*** Testo fornito
Il tema della riprogrammazione cellulare era stato indicato da alcune importanti riviste scientifiche, all’inizio di questo 2009, come uno dei principali obiettivi scientifici dell’anno e la previsione trova le prime conferme. Come quella riportata nel numero di maggio della rivista scientifica Faseb, l’organo ufficiale della Federazione delle Società Americane di Biologia Sperimentale. In un interessante articolo si descrivono esperimenti indirizzati a dimostrare che il programma genetico di un tipo cellulare può essere cambiato in quello di uno diverso. Secondo Helen M. Blau, dello Stem Cell Institute e direttore del Baxter Laboratory in Genetic Pharmacology a Stanford, che ha diretto il programma di ricerca, questi risultati si collocano nella prospettiva della medicina rigenerativa che spera di arrivare a nuovi e potenti trattamenti per molte malattie avendo a disposizione cellule con le caratteristiche specifiche adatte per sostituire quelle distrutte o non funzionanti. Esperimenti come quello presentato sul Faseb Journal mostrerebbero la possibilità di riprogrammare direttamente cellule mature per produrre quelle necessarie alla sostituzione desiderata.
Cosa hanno fatto gli studiosi di Stanford? Mediante un trattamento chimico hanno fuso tra loro cellule di cute umana e cellule muscolari di topo ottenendo così cellule contenenti sia nuclei di cute che di muscolo di topo. Essendo incapsulati nella stessa struttura cellulare i due corredi genetici possono mutuamente interferire. Il controllo dei geni espressi da uno o dall’altro genoma (distinguibili perché di specie diverse) ha permesso, con parecchi esperimenti, di indurre i nuclei delle cellule di cute ad esprimere geni di cellule muscolari di topo e viceversa dimostrando la possibilità di trasformare una cellula di un tipo in una di un altro.
Commentando la notizia Augusto Pessina, docente all’Università di Milano e Presidente della Associazione Italiana di Colture Cellulari (AICC) , ha osservato che «in realtà il dato in sé non è nuovo. Nuova è l’ipotesi portata che il fenomeno sia bidirezionale e dipenda dal prevalere di un assetto genomico piuttosto dell’altro. Sperimentalmente si sono creati degli ibridi cellulari contenenti due nuclei di diversa tipologia cellulare per verificare l’ipotesi della cosiddetta “esclusione del fenotipo”». «Purtroppo», ha aggiunto Pessina, «si conosce ancora pochissimo o quasi niente dei meccanismi che regolano la complessa interazione dei geni e profetizzare che da questo dato si possa sperare in chissà quale passo avanti nella medicina rigenerativa mi sembra esagerato e anche fuorviante. Questi esperimenti vengono proposti nella linea di ricerca tendente a riprogrammare cellule adulte fino al punto da renderle simili, per potenziale differenziativo alle stesse cellule embrionali. È quanto accade per le cellule staminali pluripotenti indotte (IPS cells, Induced Pluripotent Stem cells), ottenute trasferendo in cellule adulte geni embrionali mediante vettori retrovirali o tramite i geni mobili, i cosiddetti transposoni). In realtà le cose non sono così semplici come si vuol far credere».
Pessina comunque ritiene che si tratti sicuramente di una strada giusta da seguire innanzitutto perché non pone (almeno per ora ) gravi implicazioni etiche e potrebbe disincentivare l’utilizzo di embrioni umani. «La strada è lunga ma è giusta solo in parte; personalmente ritengo che investire sulle cellule staminali somatiche e in particolare quelle mesenchimali sia la via migliore e anche con maggiore probabilità di successo in tempi più brevi».
******
*** Dati da esaminare
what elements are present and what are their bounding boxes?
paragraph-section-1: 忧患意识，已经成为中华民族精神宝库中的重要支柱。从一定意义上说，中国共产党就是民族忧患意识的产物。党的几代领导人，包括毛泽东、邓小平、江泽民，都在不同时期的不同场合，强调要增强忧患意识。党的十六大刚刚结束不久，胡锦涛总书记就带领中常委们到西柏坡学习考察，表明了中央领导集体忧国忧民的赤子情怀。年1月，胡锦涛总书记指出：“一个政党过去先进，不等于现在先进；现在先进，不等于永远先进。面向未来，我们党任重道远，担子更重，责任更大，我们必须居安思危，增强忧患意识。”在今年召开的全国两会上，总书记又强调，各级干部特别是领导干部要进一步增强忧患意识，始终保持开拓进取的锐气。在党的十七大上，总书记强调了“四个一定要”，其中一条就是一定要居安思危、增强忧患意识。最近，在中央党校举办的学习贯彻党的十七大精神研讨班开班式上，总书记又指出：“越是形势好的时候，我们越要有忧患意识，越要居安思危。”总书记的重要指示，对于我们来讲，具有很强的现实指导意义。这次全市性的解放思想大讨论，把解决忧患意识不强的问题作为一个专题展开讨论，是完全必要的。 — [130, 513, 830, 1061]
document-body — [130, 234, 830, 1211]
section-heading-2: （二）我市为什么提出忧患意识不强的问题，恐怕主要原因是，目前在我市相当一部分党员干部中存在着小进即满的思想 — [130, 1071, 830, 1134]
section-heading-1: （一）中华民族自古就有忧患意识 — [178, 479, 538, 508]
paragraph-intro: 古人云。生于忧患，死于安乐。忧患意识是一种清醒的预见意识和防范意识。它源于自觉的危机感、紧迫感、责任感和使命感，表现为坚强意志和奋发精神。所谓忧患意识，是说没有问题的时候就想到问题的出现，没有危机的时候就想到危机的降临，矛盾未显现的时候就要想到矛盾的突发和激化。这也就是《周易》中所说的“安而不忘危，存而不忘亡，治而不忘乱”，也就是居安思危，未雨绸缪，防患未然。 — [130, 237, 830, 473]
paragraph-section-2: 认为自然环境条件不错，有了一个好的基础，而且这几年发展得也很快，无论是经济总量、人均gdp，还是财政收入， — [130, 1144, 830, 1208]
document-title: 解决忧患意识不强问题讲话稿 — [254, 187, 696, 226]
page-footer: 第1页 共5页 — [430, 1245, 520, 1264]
******
Compito assegnato 1: Nel testo sulla riprogrammazione cellulare, di quale organizzazione la rivista Faseb è l'organo ufficiale?
Compito assegnato 2: Elenca tutte le organizzazioni di cui il testo sulla riprogrammazione cellulare riporta la denominazione completa.
Le voci riportate sono materiale separato dal testo sulla riprogrammazione cellulare.

La tua soluzione 1: Della Federazione delle Società Americane di Biologia Sperimentale.

La tua soluzione 2:
- Federazione delle Società Americane di Biologia Sperimentale
- Stem Cell Institute
- Baxter Laboratory in Genetic Pharmacology
- Università di Milano
- Associazione Italiana di Colture Cellulari